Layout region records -
★ ★ ★ ★

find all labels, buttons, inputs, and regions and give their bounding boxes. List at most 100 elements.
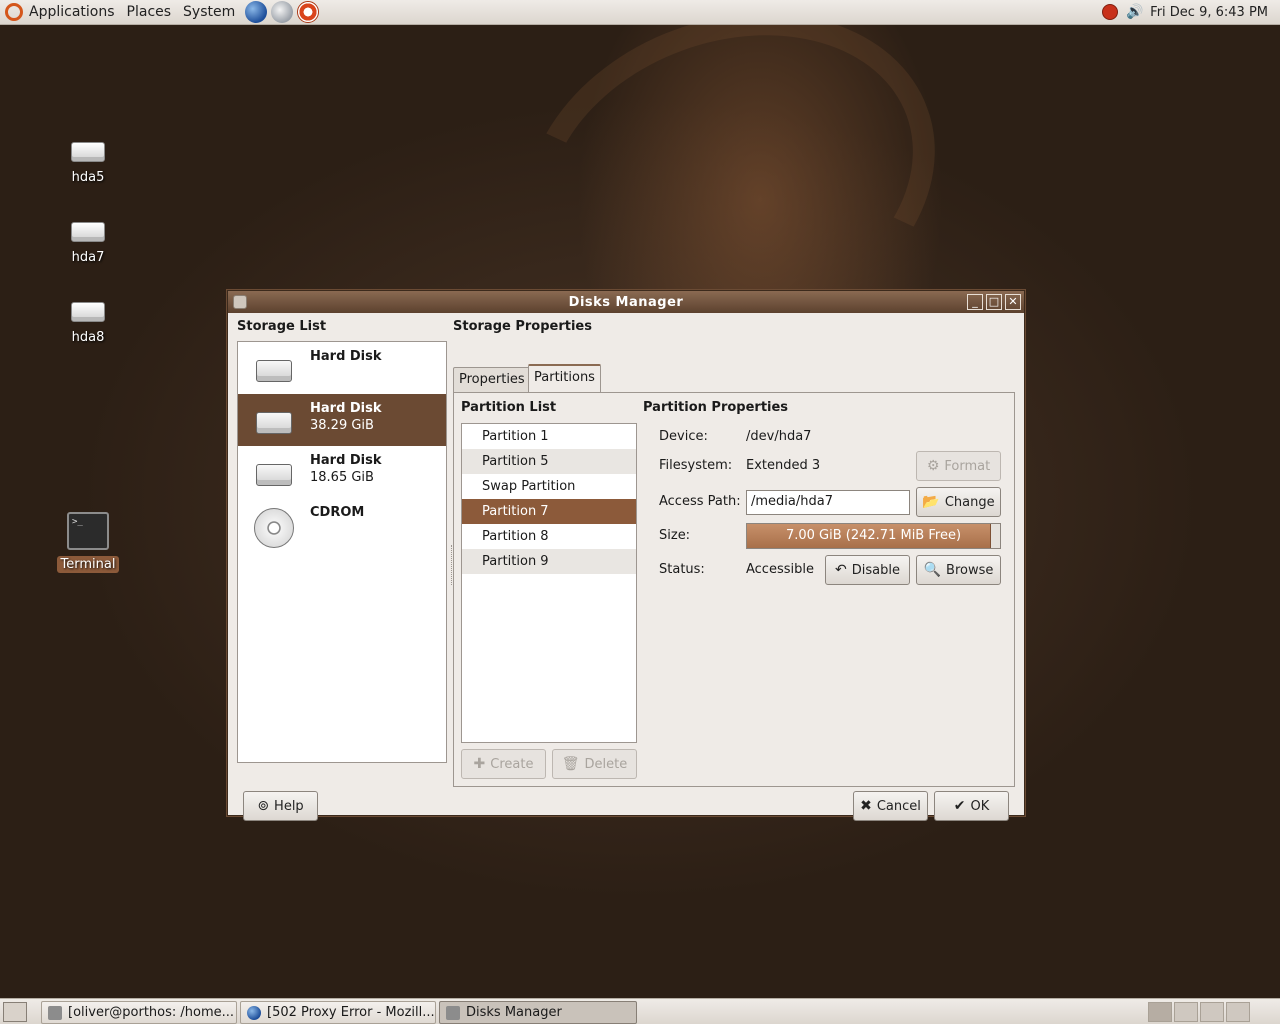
- terminal-icon: >_: [67, 512, 109, 550]
- partition-properties-label: Partition Properties: [643, 400, 789, 415]
- partition-list-item[interactable]: Partition 7: [462, 499, 636, 524]
- partition-list-item[interactable]: Partition 1: [462, 424, 636, 449]
- workspace-1[interactable]: [1148, 1002, 1172, 1022]
- filesystem-label: Filesystem:: [659, 458, 733, 473]
- hard-disk-icon: [256, 464, 292, 486]
- size-label: Size:: [659, 528, 691, 543]
- storage-item[interactable]: Hard Disk 18.65 GiB: [238, 446, 446, 498]
- window-body: Storage List Hard Disk Hard Disk 38.29 G…: [228, 313, 1024, 821]
- change-button[interactable]: 📂 Change: [916, 487, 1001, 517]
- volume-icon[interactable]: 🔊: [1126, 4, 1143, 20]
- tab-properties[interactable]: Properties: [453, 367, 531, 393]
- access-path-label: Access Path:: [659, 494, 741, 509]
- workspace-3[interactable]: [1200, 1002, 1224, 1022]
- taskbar-item-label: [502 Proxy Error - Mozill...: [267, 1005, 435, 1020]
- hard-disk-icon: [256, 412, 292, 434]
- status-value: Accessible: [746, 562, 814, 577]
- close-button[interactable]: ✕: [1005, 294, 1021, 310]
- ok-check-icon: ✔: [953, 798, 966, 814]
- disks-icon: [446, 1005, 460, 1020]
- format-icon: ⚙: [926, 458, 940, 474]
- browse-icon: 🔍: [923, 562, 942, 578]
- storage-item[interactable]: Hard Disk 38.29 GiB: [238, 394, 446, 446]
- minimize-button[interactable]: _: [967, 294, 983, 310]
- storage-item-name: Hard Disk: [310, 349, 382, 364]
- storage-item[interactable]: CDROM: [238, 498, 446, 550]
- web-browser-launcher-icon[interactable]: [245, 1, 268, 23]
- taskbar-item-browser[interactable]: [502 Proxy Error - Mozill...: [240, 1001, 436, 1024]
- ok-button-label: OK: [970, 798, 990, 814]
- create-button-label: Create: [490, 756, 534, 772]
- disable-button-label: Disable: [851, 562, 900, 578]
- desktop-icon-hda8[interactable]: hda8: [48, 302, 128, 345]
- delete-button[interactable]: 🗑 Delete: [552, 749, 637, 779]
- clock[interactable]: Fri Dec 9, 6:43 PM: [1150, 5, 1268, 20]
- desktop-icon-hda5[interactable]: hda5: [48, 142, 128, 185]
- help-launcher-icon[interactable]: [297, 1, 320, 23]
- update-notifier-icon[interactable]: [1102, 4, 1119, 20]
- menu-applications[interactable]: Applications: [23, 4, 121, 20]
- drive-icon: [71, 142, 105, 162]
- format-button[interactable]: ⚙ Format: [916, 451, 1001, 481]
- storage-item-name: Hard Disk: [310, 401, 382, 416]
- filesystem-value: Extended 3: [746, 458, 821, 473]
- device-value: /dev/hda7: [746, 429, 812, 444]
- taskbar-item-label: Disks Manager: [466, 1005, 562, 1020]
- create-button[interactable]: ✚ Create: [461, 749, 546, 779]
- partition-list-item[interactable]: Partition 5: [462, 449, 636, 474]
- trash-icon: 🗑: [561, 756, 580, 772]
- window-title: Disks Manager: [568, 294, 684, 310]
- desktop-icon-terminal[interactable]: >_ Terminal: [48, 512, 128, 573]
- cancel-button[interactable]: ✖ Cancel: [853, 791, 928, 821]
- partition-list-item[interactable]: Partition 9: [462, 549, 636, 574]
- menu-places[interactable]: Places: [121, 4, 178, 20]
- cancel-x-icon: ✖: [860, 798, 872, 814]
- disable-button[interactable]: ↶ Disable: [825, 555, 910, 585]
- ubuntu-logo-icon[interactable]: [5, 3, 23, 21]
- help-button[interactable]: ⊚ Help: [243, 791, 318, 821]
- size-usage-bar: 7.00 GiB (242.71 MiB Free): [746, 523, 1001, 549]
- taskbar-item-disks-manager[interactable]: Disks Manager: [439, 1001, 637, 1024]
- window-titlebar[interactable]: Disks Manager _ □ ✕: [228, 291, 1024, 313]
- storage-list-label: Storage List: [237, 319, 327, 334]
- show-desktop-button[interactable]: [3, 1002, 27, 1022]
- storage-item-name: Hard Disk: [310, 453, 382, 468]
- workspace-4[interactable]: [1226, 1002, 1250, 1022]
- workspace-2[interactable]: [1174, 1002, 1198, 1022]
- plus-icon: ✚: [473, 756, 486, 772]
- bottom-panel: [oliver@porthos: /home... [502 Proxy Err…: [0, 998, 1280, 1024]
- browse-button-label: Browse: [946, 562, 994, 578]
- partition-list-item[interactable]: Partition 8: [462, 524, 636, 549]
- change-button-label: Change: [944, 494, 995, 510]
- storage-item-name: CDROM: [310, 505, 365, 520]
- top-panel: Applications Places System 🔊 Fri Dec 9, …: [0, 0, 1280, 25]
- ok-button[interactable]: ✔ OK: [934, 791, 1009, 821]
- partition-list-item[interactable]: Swap Partition: [462, 474, 636, 499]
- access-path-input[interactable]: /media/hda7: [746, 490, 910, 515]
- desktop-icon-hda7[interactable]: hda7: [48, 222, 128, 265]
- cancel-button-label: Cancel: [876, 798, 921, 814]
- help-lifebuoy-icon: ⊚: [257, 798, 270, 814]
- status-label: Status:: [659, 562, 705, 577]
- desktop-icon-label: hda8: [71, 330, 105, 345]
- storage-properties-label: Storage Properties: [453, 319, 592, 334]
- format-button-label: Format: [944, 458, 991, 474]
- taskbar-item-terminal[interactable]: [oliver@porthos: /home...: [41, 1001, 237, 1024]
- partitions-tab-panel: Partition List Partition 1 Partition 5 S…: [453, 392, 1015, 787]
- delete-button-label: Delete: [584, 756, 628, 772]
- tab-partitions[interactable]: Partitions: [528, 364, 601, 394]
- storage-list: Hard Disk Hard Disk 38.29 GiB Hard Disk …: [237, 341, 447, 763]
- drive-icon: [71, 222, 105, 242]
- help-button-label: Help: [274, 798, 304, 814]
- menu-system[interactable]: System: [177, 4, 241, 20]
- desktop-icon-label: Terminal: [56, 556, 120, 573]
- folder-open-icon: 📂: [922, 494, 940, 510]
- maximize-button[interactable]: □: [986, 294, 1002, 310]
- browser-icon: [247, 1005, 261, 1020]
- storage-item[interactable]: Hard Disk: [238, 342, 446, 394]
- terminal-icon: [48, 1005, 62, 1020]
- cdrom-icon: [254, 508, 294, 548]
- system-tray: 🔊 Fri Dec 9, 6:43 PM: [1102, 4, 1280, 20]
- mail-launcher-icon[interactable]: [271, 1, 294, 23]
- browse-button[interactable]: 🔍 Browse: [916, 555, 1001, 585]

★ ★ ★ ★

Prompt -
Repeat the lines of the items above, from the line containing "- terminal-icon: >_: [67, 512, 109, 550]" through the line containing "- workspace-3[interactable]: [1200, 1002, 1224, 1022]", with both of those lines included.

The solution -
- terminal-icon: >_: [67, 512, 109, 550]
- partition-properties-label: Partition Properties: [643, 400, 789, 415]
- partition-list-item[interactable]: Partition 7: [462, 499, 636, 524]
- partition-list-item[interactable]: Partition 1: [462, 424, 636, 449]
- workspace-1[interactable]: [1148, 1002, 1172, 1022]
- filesystem-label: Filesystem:: [659, 458, 733, 473]
- hard-disk-icon: [256, 464, 292, 486]
- size-label: Size:: [659, 528, 691, 543]
- storage-item[interactable]: Hard Disk 18.65 GiB: [238, 446, 446, 498]
- window-body: Storage List Hard Disk Hard Disk 38.29 G…: [228, 313, 1024, 821]
- change-button[interactable]: 📂 Change: [916, 487, 1001, 517]
- volume-icon[interactable]: 🔊: [1126, 4, 1143, 20]
- tab-properties[interactable]: Properties: [453, 367, 531, 393]
- access-path-label: Access Path:: [659, 494, 741, 509]
- workspace-3[interactable]: [1200, 1002, 1224, 1022]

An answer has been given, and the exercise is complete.